Please give the listing again in its entirety, exactly as written.

+++ Data for the task

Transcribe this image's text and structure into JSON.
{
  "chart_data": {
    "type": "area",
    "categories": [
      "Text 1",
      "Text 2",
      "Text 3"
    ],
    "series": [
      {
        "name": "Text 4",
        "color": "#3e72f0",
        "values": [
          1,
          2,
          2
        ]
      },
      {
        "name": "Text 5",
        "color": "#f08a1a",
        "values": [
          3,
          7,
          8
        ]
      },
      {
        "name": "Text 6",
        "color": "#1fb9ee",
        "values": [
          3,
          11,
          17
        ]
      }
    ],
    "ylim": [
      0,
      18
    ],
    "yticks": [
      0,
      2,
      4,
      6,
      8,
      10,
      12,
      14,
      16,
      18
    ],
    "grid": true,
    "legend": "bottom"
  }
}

++++++

- Solution to this problem:
Transcribe this image's text and structure into JSON.
{
  "chart_data": {
    "type": "area",
    "categories": [
      "Text 1",
      "Text 2",
      "Text 3"
    ],
    "series": [
      {
        "name": "Text 4",
        "color": "#3e72f0",
        "values": [
          1,
          2,
          2
        ]
      },
      {
        "name": "Text 5",
        "color": "#f08a1a",
        "values": [
          3,
          7,
          8
        ]
      },
      {
        "name": "Text 6",
        "color": "#1fb9ee",
        "values": [
          3,
          11,
          17
        ]
      }
    ],
    "ylim": [
      0,
      18
    ],
    "yticks": [
      0,
      2,
      4,
      6,
      8,
      10,
      12,
      14,
      16,
      18
    ],
    "grid": true,
    "legend": "bottom"
  }
}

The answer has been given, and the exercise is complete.